Copy out all of the material, matching it word for word.

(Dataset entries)
/---

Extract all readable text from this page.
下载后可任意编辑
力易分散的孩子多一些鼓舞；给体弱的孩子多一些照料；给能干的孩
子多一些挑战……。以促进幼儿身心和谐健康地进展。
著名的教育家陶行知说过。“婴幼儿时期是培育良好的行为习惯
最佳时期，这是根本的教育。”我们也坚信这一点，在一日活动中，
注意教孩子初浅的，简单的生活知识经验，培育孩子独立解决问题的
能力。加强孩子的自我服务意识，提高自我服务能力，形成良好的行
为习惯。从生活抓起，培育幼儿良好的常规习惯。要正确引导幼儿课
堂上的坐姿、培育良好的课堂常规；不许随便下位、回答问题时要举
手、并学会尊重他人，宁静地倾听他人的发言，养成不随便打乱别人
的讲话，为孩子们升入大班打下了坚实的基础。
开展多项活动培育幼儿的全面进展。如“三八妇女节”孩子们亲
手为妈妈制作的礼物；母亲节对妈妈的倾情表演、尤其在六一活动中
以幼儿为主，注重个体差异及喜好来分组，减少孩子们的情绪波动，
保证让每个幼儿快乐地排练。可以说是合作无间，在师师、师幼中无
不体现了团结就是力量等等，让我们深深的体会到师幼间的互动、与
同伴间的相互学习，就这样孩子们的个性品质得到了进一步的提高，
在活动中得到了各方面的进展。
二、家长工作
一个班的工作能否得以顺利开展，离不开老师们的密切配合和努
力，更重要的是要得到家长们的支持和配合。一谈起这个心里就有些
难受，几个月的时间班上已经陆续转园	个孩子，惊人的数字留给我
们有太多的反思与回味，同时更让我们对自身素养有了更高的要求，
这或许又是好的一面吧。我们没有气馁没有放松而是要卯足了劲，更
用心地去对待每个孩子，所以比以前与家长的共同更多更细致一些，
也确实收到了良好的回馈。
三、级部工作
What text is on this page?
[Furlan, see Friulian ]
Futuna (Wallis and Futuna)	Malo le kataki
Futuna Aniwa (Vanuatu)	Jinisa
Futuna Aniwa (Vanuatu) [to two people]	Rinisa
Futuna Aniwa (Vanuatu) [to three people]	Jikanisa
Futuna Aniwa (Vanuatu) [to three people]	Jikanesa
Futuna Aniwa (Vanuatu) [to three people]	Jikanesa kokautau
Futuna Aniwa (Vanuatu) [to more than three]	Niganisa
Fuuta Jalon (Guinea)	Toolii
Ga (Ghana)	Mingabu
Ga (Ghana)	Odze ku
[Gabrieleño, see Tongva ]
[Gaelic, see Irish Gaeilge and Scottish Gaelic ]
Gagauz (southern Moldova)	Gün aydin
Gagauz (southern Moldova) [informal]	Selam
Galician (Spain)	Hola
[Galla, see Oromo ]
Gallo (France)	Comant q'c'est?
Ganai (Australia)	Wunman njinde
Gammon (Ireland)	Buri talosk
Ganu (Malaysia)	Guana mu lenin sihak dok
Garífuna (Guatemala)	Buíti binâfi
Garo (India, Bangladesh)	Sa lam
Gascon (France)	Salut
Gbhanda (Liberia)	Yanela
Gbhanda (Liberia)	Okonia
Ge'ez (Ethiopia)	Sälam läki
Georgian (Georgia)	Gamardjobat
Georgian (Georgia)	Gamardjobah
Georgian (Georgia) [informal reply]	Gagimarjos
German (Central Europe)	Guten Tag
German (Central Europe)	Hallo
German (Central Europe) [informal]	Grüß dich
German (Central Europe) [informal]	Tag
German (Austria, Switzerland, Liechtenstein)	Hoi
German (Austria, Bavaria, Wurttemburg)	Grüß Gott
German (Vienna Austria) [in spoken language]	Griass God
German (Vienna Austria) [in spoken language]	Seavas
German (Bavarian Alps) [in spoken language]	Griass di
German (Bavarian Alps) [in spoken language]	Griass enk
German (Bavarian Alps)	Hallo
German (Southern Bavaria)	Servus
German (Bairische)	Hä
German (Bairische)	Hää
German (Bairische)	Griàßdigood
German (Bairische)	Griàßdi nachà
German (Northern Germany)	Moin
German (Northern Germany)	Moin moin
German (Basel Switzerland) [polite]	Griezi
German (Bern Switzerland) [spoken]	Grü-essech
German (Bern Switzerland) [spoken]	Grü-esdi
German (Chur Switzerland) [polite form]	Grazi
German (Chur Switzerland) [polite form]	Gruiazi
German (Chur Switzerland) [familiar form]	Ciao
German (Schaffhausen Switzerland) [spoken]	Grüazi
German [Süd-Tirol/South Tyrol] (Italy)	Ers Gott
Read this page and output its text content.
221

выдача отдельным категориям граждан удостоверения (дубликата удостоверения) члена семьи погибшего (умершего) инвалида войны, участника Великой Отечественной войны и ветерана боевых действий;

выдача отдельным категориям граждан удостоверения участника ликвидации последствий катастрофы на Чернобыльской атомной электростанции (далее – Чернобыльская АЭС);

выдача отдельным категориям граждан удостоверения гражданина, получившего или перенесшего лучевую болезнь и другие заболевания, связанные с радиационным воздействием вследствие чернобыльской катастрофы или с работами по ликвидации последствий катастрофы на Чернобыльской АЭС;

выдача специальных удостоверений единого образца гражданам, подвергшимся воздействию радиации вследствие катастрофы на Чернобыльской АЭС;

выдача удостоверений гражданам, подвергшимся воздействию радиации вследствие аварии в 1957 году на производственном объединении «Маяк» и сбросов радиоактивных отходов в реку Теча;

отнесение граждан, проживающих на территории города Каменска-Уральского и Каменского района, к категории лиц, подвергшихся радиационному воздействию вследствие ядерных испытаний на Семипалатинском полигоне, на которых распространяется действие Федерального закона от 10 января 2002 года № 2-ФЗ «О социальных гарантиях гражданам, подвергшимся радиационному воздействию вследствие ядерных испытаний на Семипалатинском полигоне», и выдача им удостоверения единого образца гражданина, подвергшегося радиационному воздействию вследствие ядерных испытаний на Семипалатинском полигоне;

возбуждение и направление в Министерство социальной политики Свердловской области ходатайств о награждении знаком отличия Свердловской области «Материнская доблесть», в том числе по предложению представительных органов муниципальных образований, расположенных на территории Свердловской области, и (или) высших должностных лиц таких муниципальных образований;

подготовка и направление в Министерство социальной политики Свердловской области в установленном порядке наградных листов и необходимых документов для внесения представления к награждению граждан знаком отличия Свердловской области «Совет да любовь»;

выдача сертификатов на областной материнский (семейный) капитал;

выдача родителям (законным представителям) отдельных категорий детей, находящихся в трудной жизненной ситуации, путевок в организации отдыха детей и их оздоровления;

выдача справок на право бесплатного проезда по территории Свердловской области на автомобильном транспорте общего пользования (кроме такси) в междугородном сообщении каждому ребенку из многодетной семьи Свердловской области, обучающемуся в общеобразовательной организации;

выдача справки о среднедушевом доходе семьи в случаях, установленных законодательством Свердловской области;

\---

Solution for this task:
Extract all readable text from this page.
下载后可任意编辑
力易分散的孩子多一些鼓舞；给体弱的孩子多一些照料；给能干的孩
子多一些挑战……。以促进幼儿身心和谐健康地进展。
著名的教育家陶行知说过。“婴幼儿时期是培育良好的行为习惯
最佳时期，这是根本的教育。”我们也坚信这一点，在一日活动中，
注意教孩子初浅的，简单的生活知识经验，培育孩子独立解决问题的
能力。加强孩子的自我服务意识，提高自我服务能力，形成良好的行
为习惯。从生活抓起，培育幼儿良好的常规习惯。要正确引导幼儿课
堂上的坐姿、培育良好的课堂常规；不许随便下位、回答问题时要举
手、并学会尊重他人，宁静地倾听他人的发言，养成不随便打乱别人
的讲话，为孩子们升入大班打下了坚实的基础。
开展多项活动培育幼儿的全面进展。如“三八妇女节”孩子们亲
手为妈妈制作的礼物；母亲节对妈妈的倾情表演、尤其在六一活动中
以幼儿为主，注重个体差异及喜好来分组，减少孩子们的情绪波动，
保证让每个幼儿快乐地排练。可以说是合作无间，在师师、师幼中无
不体现了团结就是力量等等，让我们深深的体会到师幼间的互动、与
同伴间的相互学习，就这样孩子们的个性品质得到了进一步的提高，
在活动中得到了各方面的进展。
二、家长工作
一个班的工作能否得以顺利开展，离不开老师们的密切配合和努
力，更重要的是要得到家长们的支持和配合。一谈起这个心里就有些
难受，几个月的时间班上已经陆续转园	个孩子，惊人的数字留给我
们有太多的反思与回味，同时更让我们对自身素养有了更高的要求，
这或许又是好的一面吧。我们没有气馁没有放松而是要卯足了劲，更
用心地去对待每个孩子，所以比以前与家长的共同更多更细致一些，
也确实收到了良好的回馈。
三、级部工作
What text is on this page?
[Furlan, see Friulian ]
Futuna (Wallis and Futuna)	Malo le kataki
Futuna Aniwa (Vanuatu)	Jinisa
Futuna Aniwa (Vanuatu) [to two people]	Rinisa
Futuna Aniwa (Vanuatu) [to three people]	Jikanisa
Futuna Aniwa (Vanuatu) [to three people]	Jikanesa
Futuna Aniwa (Vanuatu) [to three people]	Jikanesa kokautau
Futuna Aniwa (Vanuatu) [to more than three]	Niganisa
Fuuta Jalon (Guinea)	Toolii
Ga (Ghana)	Mingabu
Ga (Ghana)	Odze ku
[Gabrieleño, see Tongva ]
[Gaelic, see Irish Gaeilge and Scottish Gaelic ]
Gagauz (southern Moldova)	Gün aydin
Gagauz (southern Moldova) [informal]	Selam
Galician (Spain)	Hola
[Galla, see Oromo ]
Gallo (France)	Comant q'c'est?
Ganai (Australia)	Wunman njinde
Gammon (Ireland)	Buri talosk
Ganu (Malaysia)	Guana mu lenin sihak dok
Garífuna (Guatemala)	Buíti binâfi
Garo (India, Bangladesh)	Sa lam
Gascon (France)	Salut
Gbhanda (Liberia)	Yanela
Gbhanda (Liberia)	Okonia
Ge'ez (Ethiopia)	Sälam läki
Georgian (Georgia)	Gamardjobat
Georgian (Georgia)	Gamardjobah
Georgian (Georgia) [informal reply]	Gagimarjos
German (Central Europe)	Guten Tag
German (Central Europe)	Hallo
German (Central Europe) [informal]	Grüß dich
German (Central Europe) [informal]	Tag
German (Austria, Switzerland, Liechtenstein)	Hoi
German (Austria, Bavaria, Wurttemburg)	Grüß Gott
German (Vienna Austria) [in spoken language]	Griass God
German (Vienna Austria) [in spoken language]	Seavas
German (Bavarian Alps) [in spoken language]	Griass di
German (Bavarian Alps) [in spoken language]	Griass enk
German (Bavarian Alps)	Hallo
German (Southern Bavaria)	Servus
German (Bairische)	Hä
German (Bairische)	Hää
German (Bairische)	Griàßdigood
German (Bairische)	Griàßdi nachà
German (Northern Germany)	Moin
German (Northern Germany)	Moin moin
German (Basel Switzerland) [polite]	Griezi
German (Bern Switzerland) [spoken]	Grü-essech
German (Bern Switzerland) [spoken]	Grü-esdi
German (Chur Switzerland) [polite form]	Grazi
German (Chur Switzerland) [polite form]	Gruiazi
German (Chur Switzerland) [familiar form]	Ciao
German (Schaffhausen Switzerland) [spoken]	Grüazi
German [Süd-Tirol/South Tyrol] (Italy)	Ers Gott
Read this page and output its text content.
221

выдача отдельным категориям граждан удостоверения (дубликата удостоверения) члена семьи погибшего (умершего) инвалида войны, участника Великой Отечественной войны и ветерана боевых действий;

выдача отдельным категориям граждан удостоверения участника ликвидации последствий катастрофы на Чернобыльской атомной электростанции (далее – Чернобыльская АЭС);

выдача отдельным категориям граждан удостоверения гражданина, получившего или перенесшего лучевую болезнь и другие заболевания, связанные с радиационным воздействием вследствие чернобыльской катастрофы или с работами по ликвидации последствий катастрофы на Чернобыльской АЭС;

выдача специальных удостоверений единого образца гражданам, подвергшимся воздействию радиации вследствие катастрофы на Чернобыльской АЭС;

выдача удостоверений гражданам, подвергшимся воздействию радиации вследствие аварии в 1957 году на производственном объединении «Маяк» и сбросов радиоактивных отходов в реку Теча;

отнесение граждан, проживающих на территории города Каменска-Уральского и Каменского района, к категории лиц, подвергшихся радиационному воздействию вследствие ядерных испытаний на Семипалатинском полигоне, на которых распространяется действие Федерального закона от 10 января 2002 года № 2-ФЗ «О социальных гарантиях гражданам, подвергшимся радиационному воздействию вследствие ядерных испытаний на Семипалатинском полигоне», и выдача им удостоверения единого образца гражданина, подвергшегося радиационному воздействию вследствие ядерных испытаний на Семипалатинском полигоне;

возбуждение и направление в Министерство социальной политики Свердловской области ходатайств о награждении знаком отличия Свердловской области «Материнская доблесть», в том числе по предложению представительных органов муниципальных образований, расположенных на территории Свердловской области, и (или) высших должностных лиц таких муниципальных образований;

подготовка и направление в Министерство социальной политики Свердловской области в установленном порядке наградных листов и необходимых документов для внесения представления к награждению граждан знаком отличия Свердловской области «Совет да любовь»;

выдача сертификатов на областной материнский (семейный) капитал;

выдача родителям (законным представителям) отдельных категорий детей, находящихся в трудной жизненной ситуации, путевок в организации отдыха детей и их оздоровления;

выдача справок на право бесплатного проезда по территории Свердловской области на автомобильном транспорте общего пользования (кроме такси) в междугородном сообщении каждому ребенку из многодетной семьи Свердловской области, обучающемуся в общеобразовательной организации;

выдача справки о среднедушевом доходе семьи в случаях, установленных законодательством Свердловской области;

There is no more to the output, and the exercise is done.